> [Task prompt]
Restate the entries word for word, omitting nothing.
* START Source material *
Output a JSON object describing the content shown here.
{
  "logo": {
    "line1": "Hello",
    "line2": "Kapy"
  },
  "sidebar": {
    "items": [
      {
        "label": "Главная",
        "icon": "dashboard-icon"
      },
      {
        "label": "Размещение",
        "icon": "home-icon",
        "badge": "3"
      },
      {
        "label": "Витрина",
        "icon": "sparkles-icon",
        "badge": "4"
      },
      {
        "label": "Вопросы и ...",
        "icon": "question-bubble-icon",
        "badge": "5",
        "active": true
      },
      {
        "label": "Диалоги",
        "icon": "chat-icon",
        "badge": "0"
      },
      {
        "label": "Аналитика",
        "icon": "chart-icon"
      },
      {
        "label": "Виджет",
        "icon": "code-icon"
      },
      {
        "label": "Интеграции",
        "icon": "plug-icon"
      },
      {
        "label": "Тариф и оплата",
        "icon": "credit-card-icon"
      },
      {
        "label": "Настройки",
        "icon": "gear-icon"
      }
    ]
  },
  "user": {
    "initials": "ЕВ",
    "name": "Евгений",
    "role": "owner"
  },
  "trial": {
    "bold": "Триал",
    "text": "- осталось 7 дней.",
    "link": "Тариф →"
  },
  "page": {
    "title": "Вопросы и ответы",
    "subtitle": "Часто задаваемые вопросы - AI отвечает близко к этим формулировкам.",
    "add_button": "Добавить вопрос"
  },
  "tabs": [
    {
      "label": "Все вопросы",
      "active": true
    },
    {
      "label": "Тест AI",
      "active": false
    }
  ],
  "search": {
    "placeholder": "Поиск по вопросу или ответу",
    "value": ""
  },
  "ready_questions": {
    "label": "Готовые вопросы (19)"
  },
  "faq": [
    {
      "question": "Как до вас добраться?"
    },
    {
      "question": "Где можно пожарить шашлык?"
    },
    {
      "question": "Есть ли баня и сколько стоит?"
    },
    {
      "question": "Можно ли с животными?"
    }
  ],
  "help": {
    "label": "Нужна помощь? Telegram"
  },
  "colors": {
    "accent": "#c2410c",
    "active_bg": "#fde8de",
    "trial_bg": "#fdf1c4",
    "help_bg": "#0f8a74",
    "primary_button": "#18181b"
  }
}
* END Source material *
> [Full answer]
Output a JSON object describing the content shown here.
{
  "logo": {
    "line1": "Hello",
    "line2": "Kapy"
  },
  "sidebar": {
    "items": [
      {
        "label": "Главная",
        "icon": "dashboard-icon"
      },
      {
        "label": "Размещение",
        "icon": "home-icon",
        "badge": "3"
      },
      {
        "label": "Витрина",
        "icon": "sparkles-icon",
        "badge": "4"
      },
      {
        "label": "Вопросы и ...",
        "icon": "question-bubble-icon",
        "badge": "5",
        "active": true
      },
      {
        "label": "Диалоги",
        "icon": "chat-icon",
        "badge": "0"
      },
      {
        "label": "Аналитика",
        "icon": "chart-icon"
      },
      {
        "label": "Виджет",
        "icon": "code-icon"
      },
      {
        "label": "Интеграции",
        "icon": "plug-icon"
      },
      {
        "label": "Тариф и оплата",
        "icon": "credit-card-icon"
      },
      {
        "label": "Настройки",
        "icon": "gear-icon"
      }
    ]
  },
  "user": {
    "initials": "ЕВ",
    "name": "Евгений",
    "role": "owner"
  },
  "trial": {
    "bold": "Триал",
    "text": "- осталось 7 дней.",
    "link": "Тариф →"
  },
  "page": {
    "title": "Вопросы и ответы",
    "subtitle": "Часто задаваемые вопросы - AI отвечает близко к этим формулировкам.",
    "add_button": "Добавить вопрос"
  },
  "tabs": [
    {
      "label": "Все вопросы",
      "active": true
    },
    {
      "label": "Тест AI",
      "active": false
    }
  ],
  "search": {
    "placeholder": "Поиск по вопросу или ответу",
    "value": ""
  },
  "ready_questions": {
    "label": "Готовые вопросы (19)"
  },
  "faq": [
    {
      "question": "Как до вас добраться?"
    },
    {
      "question": "Где можно пожарить шашлык?"
    },
    {
      "question": "Есть ли баня и сколько стоит?"
    },
    {
      "question": "Можно ли с животными?"
    }
  ],
  "help": {
    "label": "Нужна помощь? Telegram"
  },
  "colors": {
    "accent": "#c2410c",
    "active_bg": "#fde8de",
    "trial_bg": "#fdf1c4",
    "help_bg": "#0f8a74",
    "primary_button": "#18181b"
  }
}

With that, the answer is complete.